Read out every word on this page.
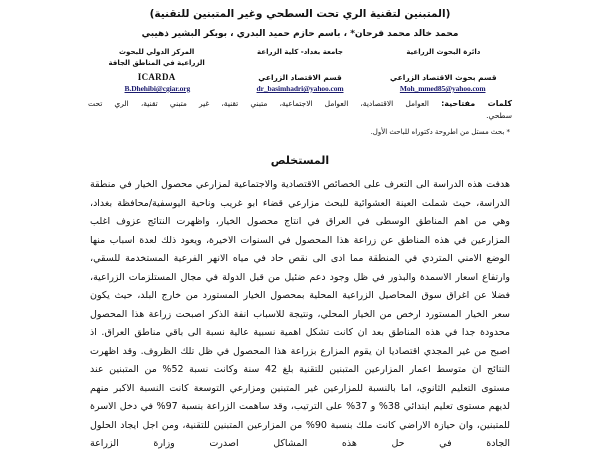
(المتبنين لتقنية الري تحت السطحي وغير المتبنين للتقنية)
محمد خالد محمد فرحان* ، باسم حازم حميد البدري ، بوبكر البشير ذهيبي
دائرة البحوث الزراعية
جامعة بغداد- كلية الزراعة
المركز الدولي للبحوث
الزراعية في المناطق الجافة
قسم بحوث الاقتصاد الزراعي
قسم الاقتصاد الزراعي
ICARDA
B.Dhehibi@cgiar.org	dr_basimhadri@yahoo.com	Moh_mmed85@yahoo.com
كلمات مفتاحية: العوامل الاقتصادية، العوامل الاجتماعية، متبني تقنية، غير متبني تقنية، الري تحت
سطحي.
* بحث مستل من اطروحة دكتوراه للباحث الأول.
المستخلص
هدفت هذه الدراسة الى التعرف على الخصائص الاقتصادية والاجتماعية لمزارعي محصول الخيار في منطقة الدراسة، حيث شملت العينة العشوائية للبحث مزارعي قضاء ابو غريب وناحية اليوسفية/محافظة بغداد، وهي من اهم المناطق الوسطى في العراق في انتاج محصول الخيار، واظهرت النتائج عزوف اغلب المزارعين في هذه المناطق عن زراعة هذا المحصول في السنوات الاخيرة، ويعود ذلك لعدة اسباب منها الوضع الامني المتردي في المنطقة مما ادى الى نقص حاد في مياه الانهر الفرعية المستخدمة للسقي، وارتفاع اسعار الاسمدة والبذور في ظل وجود دعم ضئيل من قبل الدولة في مجال المستلزمات الزراعية، فضلا عن اغراق سوق المحاصيل الزراعية المحلية بمحصول الخيار المستورد من خارج البلد، حيث يكون سعر الخيار المستورد ارخص من الخيار المحلي، ونتيجة للاسباب انفة الذكر اصبحت زراعة هذا المحصول محدودة جدا في هذه المناطق بعد ان كانت تشكل اهمية نسبية عالية نسبة الى باقي مناطق العراق. اذ اصبح من غير المجدي اقتصاديا ان يقوم المزارع بزراعة هذا المحصول في ظل تلك الظروف. وقد اظهرت النتائج ان متوسط اعمار المزارعين المتبنين للتقنية بلغ 42 سنة وكانت نسبة 52% من المتبنين عند مستوى التعليم الثانوي، اما بالنسبة للمزارعين غير المتبنين ومزارعي التوسعة كانت النسبة الاكبر منهم لديهم مستوى تعليم ابتدائي 38% و 37% على الترتيب، وقد ساهمت الزراعة بنسبة 97% في دخل الاسرة للمتبنين، وان حيازة الاراضي كانت ملك بنسبة 90% من المزارعين المتبنين للتقنية، ومن اجل ايجاد الحلول الجادة في حل هذه المشاكل اصدرت وزارة الزراعة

────

— The exercise —
Extract every line from the records above that contains the word "الري".

— Exercise answer —
(المتبنين لتقنية الري تحت السطحي وغير المتبنين للتقنية)
كلمات مفتاحية: العوامل الاقتصادية، العوامل الاجتماعية، متبني تقنية، غير متبني تقنية، الري تحت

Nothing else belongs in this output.